## start RECORDS

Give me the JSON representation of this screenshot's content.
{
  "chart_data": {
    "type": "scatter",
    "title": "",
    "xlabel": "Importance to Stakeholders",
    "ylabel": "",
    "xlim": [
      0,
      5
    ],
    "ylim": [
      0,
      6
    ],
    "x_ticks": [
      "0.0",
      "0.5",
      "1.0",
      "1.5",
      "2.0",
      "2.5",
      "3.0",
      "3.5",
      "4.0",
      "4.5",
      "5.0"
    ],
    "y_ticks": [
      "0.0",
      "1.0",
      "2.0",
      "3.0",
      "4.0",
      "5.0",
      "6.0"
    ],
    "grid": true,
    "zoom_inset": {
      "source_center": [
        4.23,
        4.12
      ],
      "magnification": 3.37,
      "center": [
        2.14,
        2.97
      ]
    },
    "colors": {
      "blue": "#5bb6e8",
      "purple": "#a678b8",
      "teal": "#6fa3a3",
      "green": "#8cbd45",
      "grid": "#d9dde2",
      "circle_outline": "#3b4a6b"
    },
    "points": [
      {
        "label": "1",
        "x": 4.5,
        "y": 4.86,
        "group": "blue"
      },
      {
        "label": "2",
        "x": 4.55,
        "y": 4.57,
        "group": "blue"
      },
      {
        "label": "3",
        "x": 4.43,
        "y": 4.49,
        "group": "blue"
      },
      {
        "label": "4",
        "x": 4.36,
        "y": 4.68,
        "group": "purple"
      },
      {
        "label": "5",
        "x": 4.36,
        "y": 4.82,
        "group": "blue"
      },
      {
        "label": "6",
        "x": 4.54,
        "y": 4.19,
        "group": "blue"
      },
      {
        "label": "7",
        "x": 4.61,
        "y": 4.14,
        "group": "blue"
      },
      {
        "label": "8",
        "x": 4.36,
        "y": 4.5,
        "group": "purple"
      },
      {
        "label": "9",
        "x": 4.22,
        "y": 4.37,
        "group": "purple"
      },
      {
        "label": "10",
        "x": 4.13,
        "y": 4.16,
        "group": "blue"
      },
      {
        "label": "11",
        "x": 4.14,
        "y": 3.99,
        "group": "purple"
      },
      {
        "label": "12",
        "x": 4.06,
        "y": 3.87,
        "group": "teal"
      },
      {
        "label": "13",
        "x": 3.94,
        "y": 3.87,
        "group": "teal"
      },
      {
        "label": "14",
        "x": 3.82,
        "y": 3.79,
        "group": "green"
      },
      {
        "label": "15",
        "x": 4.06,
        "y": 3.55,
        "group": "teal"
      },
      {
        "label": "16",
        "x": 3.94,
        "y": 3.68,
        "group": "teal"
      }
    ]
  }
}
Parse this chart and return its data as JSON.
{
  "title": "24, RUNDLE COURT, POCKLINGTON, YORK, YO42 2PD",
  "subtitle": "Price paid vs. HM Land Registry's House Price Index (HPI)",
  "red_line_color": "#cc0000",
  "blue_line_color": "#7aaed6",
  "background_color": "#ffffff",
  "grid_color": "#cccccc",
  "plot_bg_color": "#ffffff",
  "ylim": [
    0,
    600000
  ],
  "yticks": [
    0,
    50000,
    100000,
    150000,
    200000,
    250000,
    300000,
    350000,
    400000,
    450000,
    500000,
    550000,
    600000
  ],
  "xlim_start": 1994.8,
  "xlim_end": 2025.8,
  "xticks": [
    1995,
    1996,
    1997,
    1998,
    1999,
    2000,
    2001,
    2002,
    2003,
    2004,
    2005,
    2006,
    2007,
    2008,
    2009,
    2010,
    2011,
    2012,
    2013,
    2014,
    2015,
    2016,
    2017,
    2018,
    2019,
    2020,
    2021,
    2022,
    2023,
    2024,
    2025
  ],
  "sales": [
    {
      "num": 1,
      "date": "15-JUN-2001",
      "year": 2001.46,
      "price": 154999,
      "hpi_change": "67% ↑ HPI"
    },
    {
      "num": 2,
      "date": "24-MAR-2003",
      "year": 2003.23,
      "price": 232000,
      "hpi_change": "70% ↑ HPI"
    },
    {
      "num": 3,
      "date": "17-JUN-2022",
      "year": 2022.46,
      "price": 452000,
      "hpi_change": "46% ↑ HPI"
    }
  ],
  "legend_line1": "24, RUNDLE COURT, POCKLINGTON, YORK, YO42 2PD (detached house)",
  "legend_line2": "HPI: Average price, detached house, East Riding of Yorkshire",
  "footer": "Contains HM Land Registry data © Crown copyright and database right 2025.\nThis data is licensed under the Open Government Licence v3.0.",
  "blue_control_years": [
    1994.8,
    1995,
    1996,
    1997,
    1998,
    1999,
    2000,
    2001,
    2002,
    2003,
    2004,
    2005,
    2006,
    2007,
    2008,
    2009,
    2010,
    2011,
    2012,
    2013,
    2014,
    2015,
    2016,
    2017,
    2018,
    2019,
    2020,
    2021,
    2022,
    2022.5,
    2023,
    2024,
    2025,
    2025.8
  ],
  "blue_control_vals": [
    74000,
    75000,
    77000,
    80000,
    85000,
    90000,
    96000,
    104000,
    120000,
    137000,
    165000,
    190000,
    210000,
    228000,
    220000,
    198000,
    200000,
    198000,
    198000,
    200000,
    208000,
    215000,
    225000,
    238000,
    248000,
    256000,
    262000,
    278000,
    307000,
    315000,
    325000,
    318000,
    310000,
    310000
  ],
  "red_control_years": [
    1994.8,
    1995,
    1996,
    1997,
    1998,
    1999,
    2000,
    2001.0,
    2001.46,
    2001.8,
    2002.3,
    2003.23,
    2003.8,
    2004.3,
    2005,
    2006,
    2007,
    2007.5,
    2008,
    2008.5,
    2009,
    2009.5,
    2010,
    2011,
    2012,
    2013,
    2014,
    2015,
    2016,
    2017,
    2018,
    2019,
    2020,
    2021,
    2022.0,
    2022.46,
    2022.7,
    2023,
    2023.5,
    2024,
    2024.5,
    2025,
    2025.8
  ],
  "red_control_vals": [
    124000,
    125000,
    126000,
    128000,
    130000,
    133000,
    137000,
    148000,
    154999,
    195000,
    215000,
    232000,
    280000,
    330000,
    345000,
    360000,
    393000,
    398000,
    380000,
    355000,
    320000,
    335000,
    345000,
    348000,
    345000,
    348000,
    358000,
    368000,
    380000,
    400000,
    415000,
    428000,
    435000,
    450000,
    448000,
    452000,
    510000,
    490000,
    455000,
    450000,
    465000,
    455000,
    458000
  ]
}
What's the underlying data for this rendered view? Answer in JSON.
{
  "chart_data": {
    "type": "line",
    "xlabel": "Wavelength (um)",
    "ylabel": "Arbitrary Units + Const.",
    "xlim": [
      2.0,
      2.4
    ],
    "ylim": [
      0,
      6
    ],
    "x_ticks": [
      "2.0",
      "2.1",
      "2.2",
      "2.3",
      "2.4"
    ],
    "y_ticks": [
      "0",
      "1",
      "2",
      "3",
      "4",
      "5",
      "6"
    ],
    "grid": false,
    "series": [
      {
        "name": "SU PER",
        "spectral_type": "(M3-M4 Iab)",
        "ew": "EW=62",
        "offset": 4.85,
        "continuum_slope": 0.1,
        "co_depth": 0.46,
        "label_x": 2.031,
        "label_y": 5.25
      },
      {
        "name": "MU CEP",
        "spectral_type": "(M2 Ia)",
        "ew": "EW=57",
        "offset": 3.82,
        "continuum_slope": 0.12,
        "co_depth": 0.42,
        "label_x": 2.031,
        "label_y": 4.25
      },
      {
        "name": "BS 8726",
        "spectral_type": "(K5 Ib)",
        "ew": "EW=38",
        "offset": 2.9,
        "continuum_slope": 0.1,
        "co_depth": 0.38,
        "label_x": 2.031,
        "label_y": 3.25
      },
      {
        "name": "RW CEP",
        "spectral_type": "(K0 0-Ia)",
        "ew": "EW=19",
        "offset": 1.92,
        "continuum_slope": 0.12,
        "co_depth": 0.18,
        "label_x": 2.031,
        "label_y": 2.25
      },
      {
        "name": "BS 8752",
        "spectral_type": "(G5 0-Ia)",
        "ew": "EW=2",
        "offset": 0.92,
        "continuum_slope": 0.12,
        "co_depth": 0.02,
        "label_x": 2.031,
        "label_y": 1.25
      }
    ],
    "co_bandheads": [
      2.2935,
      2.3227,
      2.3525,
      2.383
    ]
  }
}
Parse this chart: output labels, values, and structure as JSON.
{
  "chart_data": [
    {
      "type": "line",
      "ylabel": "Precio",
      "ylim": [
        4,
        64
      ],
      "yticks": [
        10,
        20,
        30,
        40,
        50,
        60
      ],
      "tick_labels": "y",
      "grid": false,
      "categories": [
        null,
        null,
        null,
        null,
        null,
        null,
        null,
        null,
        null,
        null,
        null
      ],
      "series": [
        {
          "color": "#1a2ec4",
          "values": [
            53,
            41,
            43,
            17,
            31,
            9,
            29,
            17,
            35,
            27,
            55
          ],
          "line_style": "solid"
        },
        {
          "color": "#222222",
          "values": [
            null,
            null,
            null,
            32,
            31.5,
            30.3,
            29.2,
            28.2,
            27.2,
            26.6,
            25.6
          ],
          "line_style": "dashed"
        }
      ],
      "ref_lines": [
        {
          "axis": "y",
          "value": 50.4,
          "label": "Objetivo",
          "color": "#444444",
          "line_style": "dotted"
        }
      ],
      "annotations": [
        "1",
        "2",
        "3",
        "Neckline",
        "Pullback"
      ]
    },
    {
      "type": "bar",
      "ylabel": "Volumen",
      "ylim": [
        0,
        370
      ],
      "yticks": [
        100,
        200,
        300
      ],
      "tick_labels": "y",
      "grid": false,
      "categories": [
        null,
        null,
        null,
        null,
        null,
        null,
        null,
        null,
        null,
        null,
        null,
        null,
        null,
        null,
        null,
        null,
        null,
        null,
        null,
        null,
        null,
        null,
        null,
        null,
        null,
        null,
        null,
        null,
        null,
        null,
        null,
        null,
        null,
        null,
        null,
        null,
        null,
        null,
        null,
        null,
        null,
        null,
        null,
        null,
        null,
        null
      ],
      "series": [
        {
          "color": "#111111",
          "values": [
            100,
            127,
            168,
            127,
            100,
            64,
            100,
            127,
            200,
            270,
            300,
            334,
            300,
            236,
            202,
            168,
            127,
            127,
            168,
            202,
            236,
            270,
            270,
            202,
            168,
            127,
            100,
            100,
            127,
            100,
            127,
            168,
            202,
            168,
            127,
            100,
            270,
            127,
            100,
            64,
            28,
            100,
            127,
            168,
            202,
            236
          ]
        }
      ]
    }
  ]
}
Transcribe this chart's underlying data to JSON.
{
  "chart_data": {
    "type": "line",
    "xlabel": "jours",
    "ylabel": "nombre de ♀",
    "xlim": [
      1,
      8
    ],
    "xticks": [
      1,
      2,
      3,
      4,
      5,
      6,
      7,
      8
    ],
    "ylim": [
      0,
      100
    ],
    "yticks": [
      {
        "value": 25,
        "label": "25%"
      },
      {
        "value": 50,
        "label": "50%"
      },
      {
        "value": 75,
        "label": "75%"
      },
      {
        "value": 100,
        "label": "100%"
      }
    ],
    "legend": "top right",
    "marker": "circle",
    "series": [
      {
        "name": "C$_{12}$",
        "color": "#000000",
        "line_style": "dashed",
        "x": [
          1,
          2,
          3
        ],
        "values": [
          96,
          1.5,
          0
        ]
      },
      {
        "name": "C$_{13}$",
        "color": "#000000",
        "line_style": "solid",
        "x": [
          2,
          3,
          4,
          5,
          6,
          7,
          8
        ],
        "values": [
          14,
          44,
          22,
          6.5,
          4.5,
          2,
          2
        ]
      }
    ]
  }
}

## end RECORDS

[WORK REQUIRED]
Count how many lines include the string "COURT". Nothing but the number is needed.

[SOLUTION FOR THIS PROBLEM]
2